**Exercise:** Will you give every entry again exactly as it stands?

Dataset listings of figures
###

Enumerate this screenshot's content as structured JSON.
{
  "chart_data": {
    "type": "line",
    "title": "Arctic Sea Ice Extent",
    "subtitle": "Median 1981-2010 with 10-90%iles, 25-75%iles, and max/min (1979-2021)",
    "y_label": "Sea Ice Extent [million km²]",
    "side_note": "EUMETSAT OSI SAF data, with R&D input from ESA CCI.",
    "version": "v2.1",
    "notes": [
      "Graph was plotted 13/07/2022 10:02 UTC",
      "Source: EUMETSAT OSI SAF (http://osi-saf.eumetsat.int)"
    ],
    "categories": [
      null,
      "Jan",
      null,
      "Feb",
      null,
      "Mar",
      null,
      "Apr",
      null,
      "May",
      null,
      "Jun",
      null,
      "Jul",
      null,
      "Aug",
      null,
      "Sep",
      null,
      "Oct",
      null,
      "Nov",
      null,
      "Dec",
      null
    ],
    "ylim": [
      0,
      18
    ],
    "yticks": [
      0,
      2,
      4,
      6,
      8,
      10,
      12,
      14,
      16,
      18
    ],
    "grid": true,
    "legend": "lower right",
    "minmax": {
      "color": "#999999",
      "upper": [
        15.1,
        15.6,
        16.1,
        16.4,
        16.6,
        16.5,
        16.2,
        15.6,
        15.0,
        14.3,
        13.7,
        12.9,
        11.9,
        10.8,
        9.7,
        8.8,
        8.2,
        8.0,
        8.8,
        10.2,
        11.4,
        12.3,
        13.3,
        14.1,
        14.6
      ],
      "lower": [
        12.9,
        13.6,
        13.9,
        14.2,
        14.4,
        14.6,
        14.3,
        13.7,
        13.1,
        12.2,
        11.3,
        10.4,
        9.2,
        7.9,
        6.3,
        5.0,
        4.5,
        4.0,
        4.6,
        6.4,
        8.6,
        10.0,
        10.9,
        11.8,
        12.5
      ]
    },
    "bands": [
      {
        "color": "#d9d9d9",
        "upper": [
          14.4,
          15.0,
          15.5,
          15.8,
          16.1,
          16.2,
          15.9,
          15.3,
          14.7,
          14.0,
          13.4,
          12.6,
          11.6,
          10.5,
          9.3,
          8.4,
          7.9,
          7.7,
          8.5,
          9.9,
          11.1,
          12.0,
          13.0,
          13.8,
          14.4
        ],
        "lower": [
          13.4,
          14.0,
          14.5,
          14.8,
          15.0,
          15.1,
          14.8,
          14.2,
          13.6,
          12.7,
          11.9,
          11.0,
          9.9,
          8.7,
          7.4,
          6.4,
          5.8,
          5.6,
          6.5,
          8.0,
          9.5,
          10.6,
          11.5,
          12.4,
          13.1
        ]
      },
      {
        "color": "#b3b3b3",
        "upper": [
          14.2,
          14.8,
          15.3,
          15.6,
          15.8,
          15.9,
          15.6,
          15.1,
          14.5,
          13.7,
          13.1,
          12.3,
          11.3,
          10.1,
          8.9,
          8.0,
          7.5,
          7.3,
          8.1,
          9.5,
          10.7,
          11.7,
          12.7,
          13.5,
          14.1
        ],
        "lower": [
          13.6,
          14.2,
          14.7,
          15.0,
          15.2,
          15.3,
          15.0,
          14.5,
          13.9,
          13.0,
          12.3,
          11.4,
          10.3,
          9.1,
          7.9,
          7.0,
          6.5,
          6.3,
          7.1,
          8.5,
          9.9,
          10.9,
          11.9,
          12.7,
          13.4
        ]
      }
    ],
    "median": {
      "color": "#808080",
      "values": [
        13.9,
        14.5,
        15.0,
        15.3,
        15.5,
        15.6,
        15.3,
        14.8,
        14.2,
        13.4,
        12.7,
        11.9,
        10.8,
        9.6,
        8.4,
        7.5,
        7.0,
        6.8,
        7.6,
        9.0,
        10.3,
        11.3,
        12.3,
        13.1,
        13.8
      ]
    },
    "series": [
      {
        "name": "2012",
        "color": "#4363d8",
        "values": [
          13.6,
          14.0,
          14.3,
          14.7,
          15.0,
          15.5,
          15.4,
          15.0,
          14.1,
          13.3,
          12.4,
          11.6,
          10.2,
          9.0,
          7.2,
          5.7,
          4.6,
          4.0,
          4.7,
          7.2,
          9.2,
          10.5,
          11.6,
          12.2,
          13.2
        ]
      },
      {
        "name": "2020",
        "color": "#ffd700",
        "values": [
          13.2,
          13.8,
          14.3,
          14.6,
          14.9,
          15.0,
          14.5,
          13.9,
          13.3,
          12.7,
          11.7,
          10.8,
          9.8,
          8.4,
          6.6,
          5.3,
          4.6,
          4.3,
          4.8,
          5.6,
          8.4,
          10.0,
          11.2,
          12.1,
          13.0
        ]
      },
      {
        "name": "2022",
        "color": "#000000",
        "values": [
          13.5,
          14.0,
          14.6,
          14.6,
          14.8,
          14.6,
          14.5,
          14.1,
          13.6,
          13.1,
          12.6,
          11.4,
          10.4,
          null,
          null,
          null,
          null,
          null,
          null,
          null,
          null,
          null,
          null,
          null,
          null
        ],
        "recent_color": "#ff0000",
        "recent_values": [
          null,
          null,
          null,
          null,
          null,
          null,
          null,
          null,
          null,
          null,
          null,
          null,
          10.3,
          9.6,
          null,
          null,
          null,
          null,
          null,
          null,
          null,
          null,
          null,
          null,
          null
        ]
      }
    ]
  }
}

###

**Solved problem:**
Enumerate this screenshot's content as structured JSON.
{
  "chart_data": {
    "type": "line",
    "title": "Arctic Sea Ice Extent",
    "subtitle": "Median 1981-2010 with 10-90%iles, 25-75%iles, and max/min (1979-2021)",
    "y_label": "Sea Ice Extent [million km²]",
    "side_note": "EUMETSAT OSI SAF data, with R&D input from ESA CCI.",
    "version": "v2.1",
    "notes": [
      "Graph was plotted 13/07/2022 10:02 UTC",
      "Source: EUMETSAT OSI SAF (http://osi-saf.eumetsat.int)"
    ],
    "categories": [
      null,
      "Jan",
      null,
      "Feb",
      null,
      "Mar",
      null,
      "Apr",
      null,
      "May",
      null,
      "Jun",
      null,
      "Jul",
      null,
      "Aug",
      null,
      "Sep",
      null,
      "Oct",
      null,
      "Nov",
      null,
      "Dec",
      null
    ],
    "ylim": [
      0,
      18
    ],
    "yticks": [
      0,
      2,
      4,
      6,
      8,
      10,
      12,
      14,
      16,
      18
    ],
    "grid": true,
    "legend": "lower right",
    "minmax": {
      "color": "#999999",
      "upper": [
        15.1,
        15.6,
        16.1,
        16.4,
        16.6,
        16.5,
        16.2,
        15.6,
        15.0,
        14.3,
        13.7,
        12.9,
        11.9,
        10.8,
        9.7,
        8.8,
        8.2,
        8.0,
        8.8,
        10.2,
        11.4,
        12.3,
        13.3,
        14.1,
        14.6
      ],
      "lower": [
        12.9,
        13.6,
        13.9,
        14.2,
        14.4,
        14.6,
        14.3,
        13.7,
        13.1,
        12.2,
        11.3,
        10.4,
        9.2,
        7.9,
        6.3,
        5.0,
        4.5,
        4.0,
        4.6,
        6.4,
        8.6,
        10.0,
        10.9,
        11.8,
        12.5
      ]
    },
    "bands": [
      {
        "color": "#d9d9d9",
        "upper": [
          14.4,
          15.0,
          15.5,
          15.8,
          16.1,
          16.2,
          15.9,
          15.3,
          14.7,
          14.0,
          13.4,
          12.6,
          11.6,
          10.5,
          9.3,
          8.4,
          7.9,
          7.7,
          8.5,
          9.9,
          11.1,
          12.0,
          13.0,
          13.8,
          14.4
        ],
        "lower": [
          13.4,
          14.0,
          14.5,
          14.8,
          15.0,
          15.1,
          14.8,
          14.2,
          13.6,
          12.7,
          11.9,
          11.0,
          9.9,
          8.7,
          7.4,
          6.4,
          5.8,
          5.6,
          6.5,
          8.0,
          9.5,
          10.6,
          11.5,
          12.4,
          13.1
        ]
      },
      {
        "color": "#b3b3b3",
        "upper": [
          14.2,
          14.8,
          15.3,
          15.6,
          15.8,
          15.9,
          15.6,
          15.1,
          14.5,
          13.7,
          13.1,
          12.3,
          11.3,
          10.1,
          8.9,
          8.0,
          7.5,
          7.3,
          8.1,
          9.5,
          10.7,
          11.7,
          12.7,
          13.5,
          14.1
        ],
        "lower": [
          13.6,
          14.2,
          14.7,
          15.0,
          15.2,
          15.3,
          15.0,
          14.5,
          13.9,
          13.0,
          12.3,
          11.4,
          10.3,
          9.1,
          7.9,
          7.0,
          6.5,
          6.3,
          7.1,
          8.5,
          9.9,
          10.9,
          11.9,
          12.7,
          13.4
        ]
      }
    ],
    "median": {
      "color": "#808080",
      "values": [
        13.9,
        14.5,
        15.0,
        15.3,
        15.5,
        15.6,
        15.3,
        14.8,
        14.2,
        13.4,
        12.7,
        11.9,
        10.8,
        9.6,
        8.4,
        7.5,
        7.0,
        6.8,
        7.6,
        9.0,
        10.3,
        11.3,
        12.3,
        13.1,
        13.8
      ]
    },
    "series": [
      {
        "name": "2012",
        "color": "#4363d8",
        "values": [
          13.6,
          14.0,
          14.3,
          14.7,
          15.0,
          15.5,
          15.4,
          15.0,
          14.1,
          13.3,
          12.4,
          11.6,
          10.2,
          9.0,
          7.2,
          5.7,
          4.6,
          4.0,
          4.7,
          7.2,
          9.2,
          10.5,
          11.6,
          12.2,
          13.2
        ]
      },
      {
        "name": "2020",
        "color": "#ffd700",
        "values": [
          13.2,
          13.8,
          14.3,
          14.6,
          14.9,
          15.0,
          14.5,
          13.9,
          13.3,
          12.7,
          11.7,
          10.8,
          9.8,
          8.4,
          6.6,
          5.3,
          4.6,
          4.3,
          4.8,
          5.6,
          8.4,
          10.0,
          11.2,
          12.1,
          13.0
        ]
      },
      {
        "name": "2022",
        "color": "#000000",
        "values": [
          13.5,
          14.0,
          14.6,
          14.6,
          14.8,
          14.6,
          14.5,
          14.1,
          13.6,
          13.1,
          12.6,
          11.4,
          10.4,
          null,
          null,
          null,
          null,
          null,
          null,
          null,
          null,
          null,
          null,
          null,
          null
        ],
        "recent_color": "#ff0000",
        "recent_values": [
          null,
          null,
          null,
          null,
          null,
          null,
          null,
          null,
          null,
          null,
          null,
          null,
          10.3,
          9.6,
          null,
          null,
          null,
          null,
          null,
          null,
          null,
          null,
          null,
          null,
          null
        ]
      }
    ]
  }
}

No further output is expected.